Requirements:
Include in the output the line containing "Serialize everything readable" and each subsequent line of the records, through the end, transcribed exactly. Add nothing else.

Provided data:
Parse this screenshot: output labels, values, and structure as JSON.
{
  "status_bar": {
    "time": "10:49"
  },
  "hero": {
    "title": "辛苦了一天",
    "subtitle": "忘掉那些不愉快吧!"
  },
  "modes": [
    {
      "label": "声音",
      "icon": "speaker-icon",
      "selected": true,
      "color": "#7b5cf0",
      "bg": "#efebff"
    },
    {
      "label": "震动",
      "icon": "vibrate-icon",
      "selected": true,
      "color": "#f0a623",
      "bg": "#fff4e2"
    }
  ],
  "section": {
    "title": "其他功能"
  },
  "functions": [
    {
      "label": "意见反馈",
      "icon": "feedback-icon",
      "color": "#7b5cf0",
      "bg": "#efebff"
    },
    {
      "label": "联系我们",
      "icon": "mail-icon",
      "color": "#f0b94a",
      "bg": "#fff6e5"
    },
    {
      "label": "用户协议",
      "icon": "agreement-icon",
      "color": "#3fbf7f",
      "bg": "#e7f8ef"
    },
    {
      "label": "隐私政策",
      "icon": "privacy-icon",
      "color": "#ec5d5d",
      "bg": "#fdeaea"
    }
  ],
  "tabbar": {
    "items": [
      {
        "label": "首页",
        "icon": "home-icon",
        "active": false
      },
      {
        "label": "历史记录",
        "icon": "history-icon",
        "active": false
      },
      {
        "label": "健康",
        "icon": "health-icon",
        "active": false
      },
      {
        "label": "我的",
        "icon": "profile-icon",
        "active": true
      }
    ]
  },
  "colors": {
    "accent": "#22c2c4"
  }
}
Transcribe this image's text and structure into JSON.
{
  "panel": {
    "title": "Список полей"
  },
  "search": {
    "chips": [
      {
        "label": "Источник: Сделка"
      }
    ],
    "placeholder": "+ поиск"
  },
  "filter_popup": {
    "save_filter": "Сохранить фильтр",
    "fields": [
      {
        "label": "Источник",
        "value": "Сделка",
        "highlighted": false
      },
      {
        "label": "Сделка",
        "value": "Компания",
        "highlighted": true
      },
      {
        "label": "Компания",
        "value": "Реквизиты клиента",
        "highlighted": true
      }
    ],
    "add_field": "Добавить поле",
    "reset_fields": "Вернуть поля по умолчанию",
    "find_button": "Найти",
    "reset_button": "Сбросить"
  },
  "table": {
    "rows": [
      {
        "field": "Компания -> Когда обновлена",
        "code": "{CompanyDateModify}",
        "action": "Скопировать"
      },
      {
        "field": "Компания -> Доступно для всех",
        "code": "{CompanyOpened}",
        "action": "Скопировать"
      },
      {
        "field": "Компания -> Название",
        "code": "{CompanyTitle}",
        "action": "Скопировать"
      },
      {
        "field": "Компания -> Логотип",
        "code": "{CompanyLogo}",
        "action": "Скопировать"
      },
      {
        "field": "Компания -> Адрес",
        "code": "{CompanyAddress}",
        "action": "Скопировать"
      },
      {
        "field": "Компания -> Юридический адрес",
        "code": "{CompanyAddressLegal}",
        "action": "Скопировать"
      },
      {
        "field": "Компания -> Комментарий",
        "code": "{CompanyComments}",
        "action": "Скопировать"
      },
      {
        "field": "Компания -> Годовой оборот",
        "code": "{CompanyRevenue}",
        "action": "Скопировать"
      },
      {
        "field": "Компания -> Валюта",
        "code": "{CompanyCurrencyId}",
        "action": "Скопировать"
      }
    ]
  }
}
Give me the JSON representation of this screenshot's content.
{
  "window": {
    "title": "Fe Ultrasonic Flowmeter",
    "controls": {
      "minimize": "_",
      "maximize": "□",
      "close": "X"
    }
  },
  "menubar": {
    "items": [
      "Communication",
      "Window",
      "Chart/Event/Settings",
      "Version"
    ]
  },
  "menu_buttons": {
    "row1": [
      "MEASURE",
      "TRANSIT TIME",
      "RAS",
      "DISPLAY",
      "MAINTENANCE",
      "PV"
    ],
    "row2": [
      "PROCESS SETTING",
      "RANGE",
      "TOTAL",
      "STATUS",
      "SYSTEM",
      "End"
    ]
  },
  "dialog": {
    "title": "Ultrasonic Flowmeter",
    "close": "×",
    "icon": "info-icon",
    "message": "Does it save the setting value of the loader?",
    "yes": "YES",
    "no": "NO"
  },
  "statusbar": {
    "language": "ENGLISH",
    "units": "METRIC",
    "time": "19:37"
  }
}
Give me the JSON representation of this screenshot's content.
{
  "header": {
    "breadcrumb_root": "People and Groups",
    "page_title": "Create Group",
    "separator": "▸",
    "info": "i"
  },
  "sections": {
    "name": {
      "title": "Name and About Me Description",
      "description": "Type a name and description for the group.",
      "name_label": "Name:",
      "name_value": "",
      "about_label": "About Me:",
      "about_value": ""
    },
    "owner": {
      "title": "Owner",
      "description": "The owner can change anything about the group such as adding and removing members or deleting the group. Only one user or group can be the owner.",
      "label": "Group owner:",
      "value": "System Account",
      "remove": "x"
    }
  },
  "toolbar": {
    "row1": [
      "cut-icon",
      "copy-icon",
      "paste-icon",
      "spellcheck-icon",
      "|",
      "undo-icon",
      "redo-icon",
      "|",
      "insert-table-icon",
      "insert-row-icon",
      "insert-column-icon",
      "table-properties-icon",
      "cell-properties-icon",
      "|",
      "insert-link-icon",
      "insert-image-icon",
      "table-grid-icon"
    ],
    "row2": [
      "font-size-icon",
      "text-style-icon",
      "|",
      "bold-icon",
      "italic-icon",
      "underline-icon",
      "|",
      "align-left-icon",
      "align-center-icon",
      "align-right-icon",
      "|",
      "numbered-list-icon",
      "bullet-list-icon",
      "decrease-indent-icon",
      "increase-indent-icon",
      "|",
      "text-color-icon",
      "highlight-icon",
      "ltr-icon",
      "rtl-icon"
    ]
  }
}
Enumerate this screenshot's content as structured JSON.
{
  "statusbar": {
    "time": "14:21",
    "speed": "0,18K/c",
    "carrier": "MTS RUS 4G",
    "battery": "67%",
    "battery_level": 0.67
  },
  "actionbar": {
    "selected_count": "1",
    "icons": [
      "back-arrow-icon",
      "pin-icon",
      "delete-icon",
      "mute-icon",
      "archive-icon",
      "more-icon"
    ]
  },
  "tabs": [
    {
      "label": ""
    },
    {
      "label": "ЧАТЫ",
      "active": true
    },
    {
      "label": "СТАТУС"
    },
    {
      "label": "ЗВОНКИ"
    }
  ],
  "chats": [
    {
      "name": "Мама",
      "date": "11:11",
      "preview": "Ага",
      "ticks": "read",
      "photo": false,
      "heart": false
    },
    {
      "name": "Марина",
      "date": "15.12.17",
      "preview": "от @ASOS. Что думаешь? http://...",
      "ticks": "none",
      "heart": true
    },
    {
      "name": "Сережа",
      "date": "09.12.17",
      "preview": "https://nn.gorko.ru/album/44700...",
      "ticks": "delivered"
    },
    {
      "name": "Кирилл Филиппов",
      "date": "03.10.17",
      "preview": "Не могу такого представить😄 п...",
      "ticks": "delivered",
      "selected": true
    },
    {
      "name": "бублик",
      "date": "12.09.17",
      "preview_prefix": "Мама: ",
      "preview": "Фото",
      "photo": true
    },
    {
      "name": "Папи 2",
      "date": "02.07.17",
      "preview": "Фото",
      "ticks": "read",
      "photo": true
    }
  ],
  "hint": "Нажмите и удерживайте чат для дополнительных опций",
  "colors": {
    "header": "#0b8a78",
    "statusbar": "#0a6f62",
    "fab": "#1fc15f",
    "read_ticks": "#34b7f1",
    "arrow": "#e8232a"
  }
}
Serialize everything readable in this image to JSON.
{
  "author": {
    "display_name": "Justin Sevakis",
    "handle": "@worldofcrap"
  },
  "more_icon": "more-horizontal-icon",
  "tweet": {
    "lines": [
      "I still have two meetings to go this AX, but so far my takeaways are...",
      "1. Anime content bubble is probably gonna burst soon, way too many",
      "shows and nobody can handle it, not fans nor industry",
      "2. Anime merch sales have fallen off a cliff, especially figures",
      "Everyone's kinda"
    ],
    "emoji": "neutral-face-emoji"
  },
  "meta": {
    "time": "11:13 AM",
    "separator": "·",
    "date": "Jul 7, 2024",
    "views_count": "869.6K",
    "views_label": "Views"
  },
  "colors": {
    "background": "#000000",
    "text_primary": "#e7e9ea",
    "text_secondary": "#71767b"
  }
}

Answer for this exercise:
Serialize everything readable in this image to JSON.
{
  "author": {
    "display_name": "Justin Sevakis",
    "handle": "@worldofcrap"
  },
  "more_icon": "more-horizontal-icon",
  "tweet": {
    "lines": [
      "I still have two meetings to go this AX, but so far my takeaways are...",
      "1. Anime content bubble is probably gonna burst soon, way too many",
      "shows and nobody can handle it, not fans nor industry",
      "2. Anime merch sales have fallen off a cliff, especially figures",
      "Everyone's kinda"
    ],
    "emoji": "neutral-face-emoji"
  },
  "meta": {
    "time": "11:13 AM",
    "separator": "·",
    "date": "Jul 7, 2024",
    "views_count": "869.6K",
    "views_label": "Views"
  },
  "colors": {
    "background": "#000000",
    "text_primary": "#e7e9ea",
    "text_secondary": "#71767b"
  }
}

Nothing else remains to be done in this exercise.